▶ [Problem requirements]:
Work through the data line by line, gathering every line that has the word "远离性侵".

--

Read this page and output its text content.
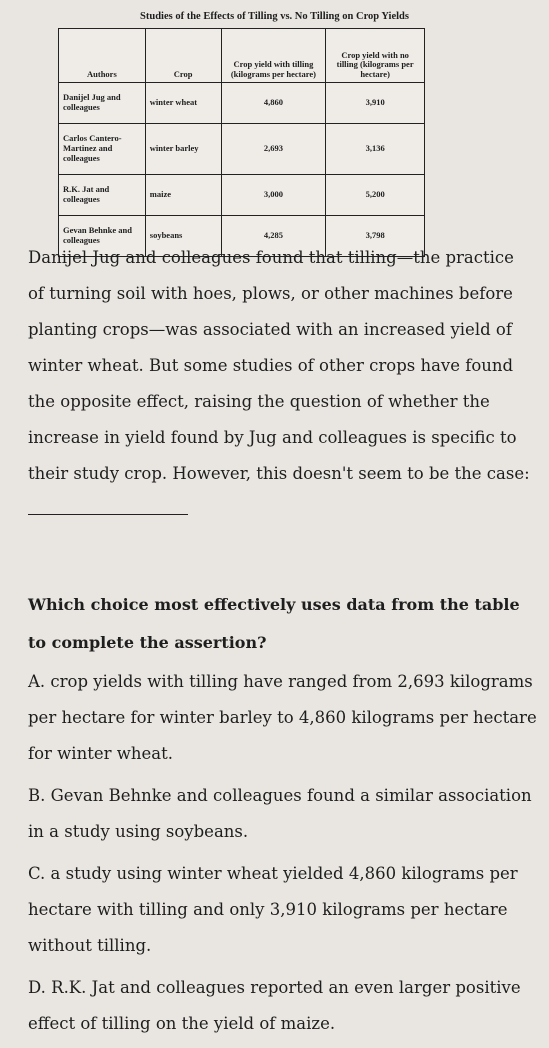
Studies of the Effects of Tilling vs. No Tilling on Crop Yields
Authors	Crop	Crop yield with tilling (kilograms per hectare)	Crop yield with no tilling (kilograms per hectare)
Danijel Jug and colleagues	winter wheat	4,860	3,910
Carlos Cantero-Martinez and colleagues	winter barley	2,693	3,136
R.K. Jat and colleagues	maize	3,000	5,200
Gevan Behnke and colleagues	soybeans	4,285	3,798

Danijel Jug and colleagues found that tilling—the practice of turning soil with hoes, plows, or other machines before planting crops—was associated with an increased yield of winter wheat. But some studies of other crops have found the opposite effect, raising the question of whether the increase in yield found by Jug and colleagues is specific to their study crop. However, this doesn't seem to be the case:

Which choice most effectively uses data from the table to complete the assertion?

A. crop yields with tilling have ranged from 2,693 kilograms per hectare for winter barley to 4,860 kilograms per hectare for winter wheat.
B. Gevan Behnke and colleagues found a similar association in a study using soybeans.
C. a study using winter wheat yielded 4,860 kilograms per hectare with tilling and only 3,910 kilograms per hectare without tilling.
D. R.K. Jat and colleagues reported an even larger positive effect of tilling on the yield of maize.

--

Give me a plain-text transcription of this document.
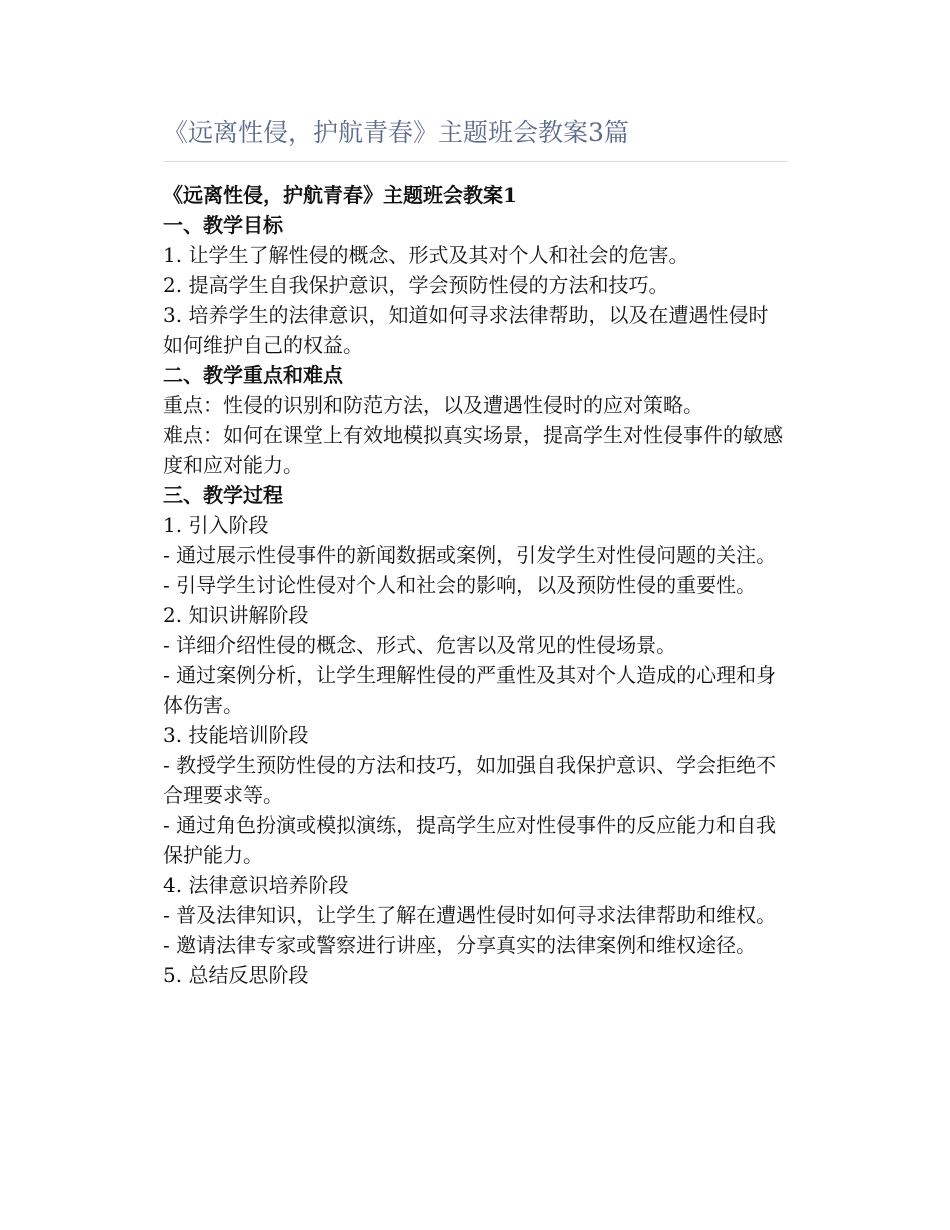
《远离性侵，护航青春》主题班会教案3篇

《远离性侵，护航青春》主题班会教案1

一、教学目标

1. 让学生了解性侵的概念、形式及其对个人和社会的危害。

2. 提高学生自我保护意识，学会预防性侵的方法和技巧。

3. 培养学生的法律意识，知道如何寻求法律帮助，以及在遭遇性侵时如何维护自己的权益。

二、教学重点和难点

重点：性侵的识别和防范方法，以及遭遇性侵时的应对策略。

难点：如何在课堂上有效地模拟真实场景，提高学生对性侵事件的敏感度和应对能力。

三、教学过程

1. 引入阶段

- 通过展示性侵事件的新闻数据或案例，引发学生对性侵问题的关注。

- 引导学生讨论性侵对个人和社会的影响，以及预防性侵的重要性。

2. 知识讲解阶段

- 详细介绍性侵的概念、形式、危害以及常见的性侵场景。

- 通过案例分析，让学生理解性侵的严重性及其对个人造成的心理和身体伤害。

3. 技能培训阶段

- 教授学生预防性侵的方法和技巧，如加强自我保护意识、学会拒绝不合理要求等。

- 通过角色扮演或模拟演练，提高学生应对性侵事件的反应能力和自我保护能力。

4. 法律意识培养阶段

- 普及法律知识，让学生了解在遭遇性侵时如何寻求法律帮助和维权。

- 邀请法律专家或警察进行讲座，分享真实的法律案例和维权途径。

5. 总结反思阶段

--

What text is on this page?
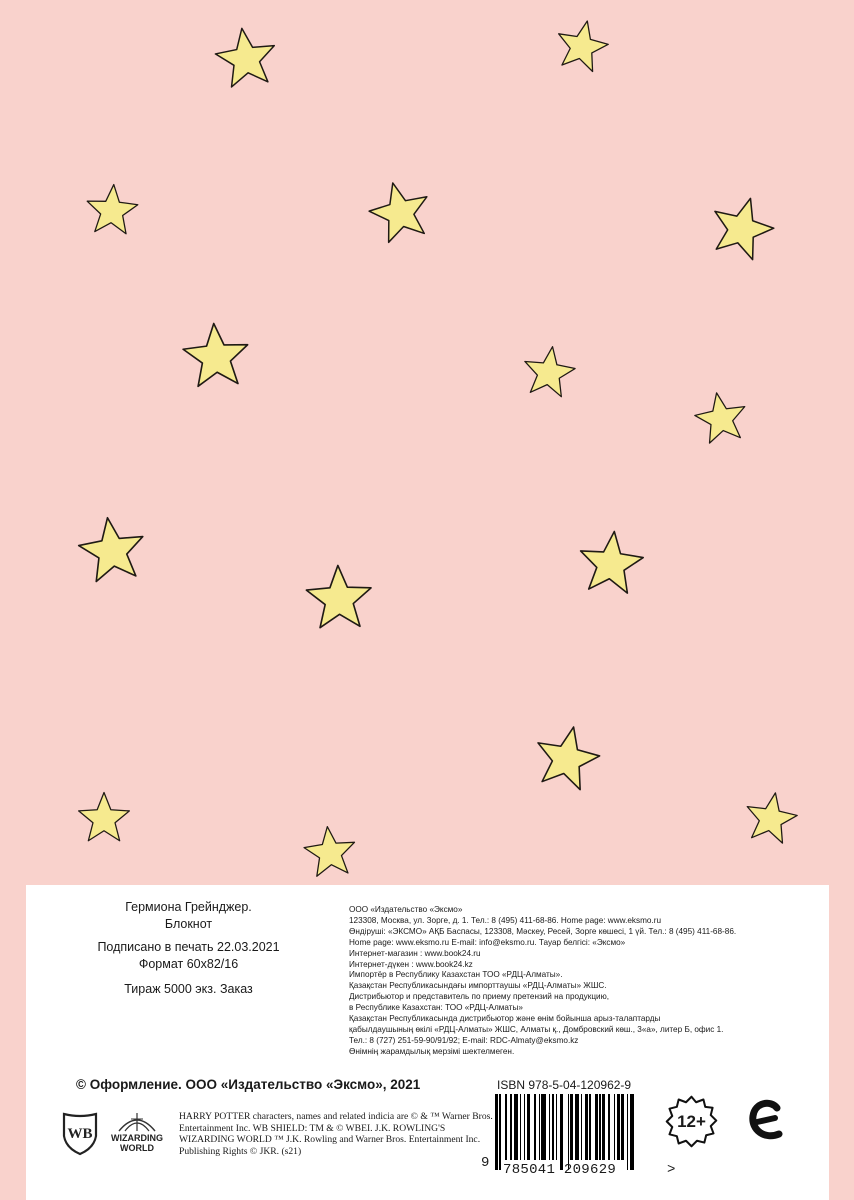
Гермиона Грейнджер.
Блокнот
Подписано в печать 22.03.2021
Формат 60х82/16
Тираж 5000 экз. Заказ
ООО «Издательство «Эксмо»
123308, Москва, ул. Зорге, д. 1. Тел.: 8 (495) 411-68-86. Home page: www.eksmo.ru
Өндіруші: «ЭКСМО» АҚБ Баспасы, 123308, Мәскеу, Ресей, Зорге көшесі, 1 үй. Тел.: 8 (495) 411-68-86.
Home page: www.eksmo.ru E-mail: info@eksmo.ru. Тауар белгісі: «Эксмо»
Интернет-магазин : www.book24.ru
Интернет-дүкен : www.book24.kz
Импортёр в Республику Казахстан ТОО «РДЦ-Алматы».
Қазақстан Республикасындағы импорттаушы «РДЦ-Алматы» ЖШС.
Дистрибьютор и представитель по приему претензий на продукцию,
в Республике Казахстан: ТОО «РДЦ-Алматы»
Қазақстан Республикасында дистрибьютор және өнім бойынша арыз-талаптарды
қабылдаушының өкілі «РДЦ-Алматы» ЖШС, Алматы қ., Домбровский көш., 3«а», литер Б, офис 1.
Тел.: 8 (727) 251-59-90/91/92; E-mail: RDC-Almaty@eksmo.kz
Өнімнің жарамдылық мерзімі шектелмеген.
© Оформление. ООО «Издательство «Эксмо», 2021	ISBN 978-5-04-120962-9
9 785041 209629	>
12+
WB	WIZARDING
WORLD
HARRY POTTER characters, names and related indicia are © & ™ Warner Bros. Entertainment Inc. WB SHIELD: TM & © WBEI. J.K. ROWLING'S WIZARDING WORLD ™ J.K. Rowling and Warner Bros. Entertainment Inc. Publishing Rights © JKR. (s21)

--

▶ [Result below]:
《远离性侵，护航青春》主题班会教案3篇
《远离性侵，护航青春》主题班会教案1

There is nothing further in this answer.